Stored items from a collection:
------------------------------------
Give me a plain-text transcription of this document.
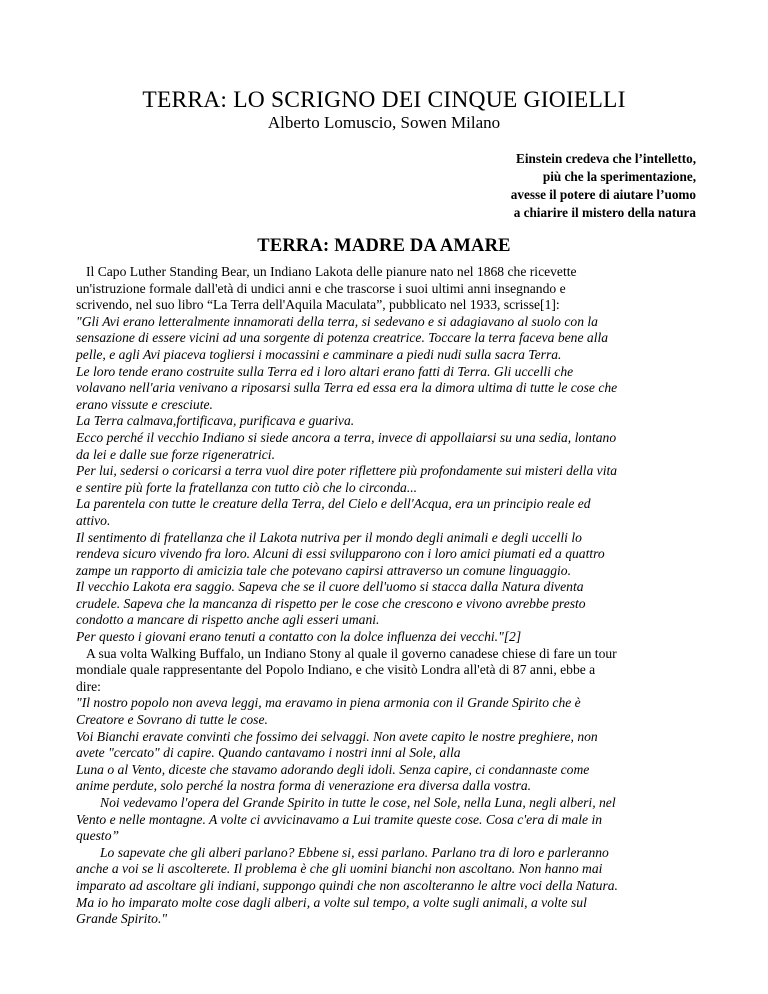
TERRA: LO SCRIGNO DEI CINQUE GIOIELLI

Alberto Lomuscio, Sowen Milano

Einstein credeva che l’intelletto,
più che la sperimentazione,
avesse il potere di aiutare l’uomo
a chiarire il mistero della natura

TERRA: MADRE DA AMARE
Il Capo Luther Standing Bear, un Indiano Lakota delle pianure nato nel 1868 che ricevette
un'istruzione formale dall'età di undici anni e che trascorse i suoi ultimi anni insegnando e
scrivendo, nel suo libro “La Terra dell'Aquila Maculata”, pubblicato nel 1933, scrisse[1]:
"Gli Avi erano letteralmente innamorati della terra, si sedevano e si adagiavano al suolo con la
sensazione di essere vicini ad una sorgente di potenza creatrice. Toccare la terra faceva bene alla
pelle, e agli Avi piaceva togliersi i mocassini e camminare a piedi nudi sulla sacra Terra.
Le loro tende erano costruite sulla Terra ed i loro altari erano fatti di Terra. Gli uccelli che
volavano nell'aria venivano a riposarsi sulla Terra ed essa era la dimora ultima di tutte le cose che
erano vissute e cresciute.
La Terra calmava,fortificava, purificava e guariva.
Ecco perché il vecchio Indiano si siede ancora a terra, invece di appollaiarsi su una sedia, lontano
da lei e dalle sue forze rigeneratrici.
Per lui, sedersi o coricarsi a terra vuol dire poter riflettere più profondamente sui misteri della vita
e sentire più forte la fratellanza con tutto ciò che lo circonda...
La parentela con tutte le creature della Terra, del Cielo e dell'Acqua, era un principio reale ed
attivo.
Il sentimento di fratellanza che il Lakota nutriva per il mondo degli animali e degli uccelli lo
rendeva sicuro vivendo fra loro. Alcuni di essi svilupparono con i loro amici piumati ed a quattro
zampe un rapporto di amicizia tale che potevano capirsi attraverso un comune linguaggio.
Il vecchio Lakota era saggio. Sapeva che se il cuore dell'uomo si stacca dalla Natura diventa
crudele. Sapeva che la mancanza di rispetto per le cose che crescono e vivono avrebbe presto
condotto a mancare di rispetto anche agli esseri umani.
Per questo i giovani erano tenuti a contatto con la dolce influenza dei vecchi."[2]
A sua volta Walking Buffalo, un Indiano Stony al quale il governo canadese chiese di fare un tour
mondiale quale rappresentante del Popolo Indiano, e che visitò Londra all'età di 87 anni, ebbe a
dire:
"Il nostro popolo non aveva leggi, ma eravamo in piena armonia con il Grande Spirito che è
Creatore e Sovrano di tutte le cose.
Voi Bianchi eravate convinti che fossimo dei selvaggi. Non avete capito le nostre preghiere, non
avete "cercato" di capire. Quando cantavamo i nostri inni al Sole, alla
Luna o al Vento, diceste che stavamo adorando degli idoli. Senza capire, ci condannaste come
anime perdute, solo perché la nostra forma di venerazione era diversa dalla vostra.
Noi vedevamo l'opera del Grande Spirito in tutte le cose, nel Sole, nella Luna, negli alberi, nel
Vento e nelle montagne. A volte ci avvicinavamo a Lui tramite queste cose. Cosa c'era di male in
questo”
Lo sapevate che gli alberi parlano? Ebbene si, essi parlano. Parlano tra di loro e parleranno
anche a voi se li ascolterete. Il problema è che gli uomini bianchi non ascoltano. Non hanno mai
imparato ad ascoltare gli indiani, suppongo quindi che non ascolteranno le altre voci della Natura.
Ma io ho imparato molte cose dagli alberi, a volte sul tempo, a volte sugli animali, a volte sul
Grande Spirito."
------------------------------------
Collect the lines of the data that carry the word "Sole".

avete "cercato" di capire. Quando cantavamo i nostri inni al Sole, alla
Noi vedevamo l'opera del Grande Spirito in tutte le cose, nel Sole, nella Luna, negli alberi, nel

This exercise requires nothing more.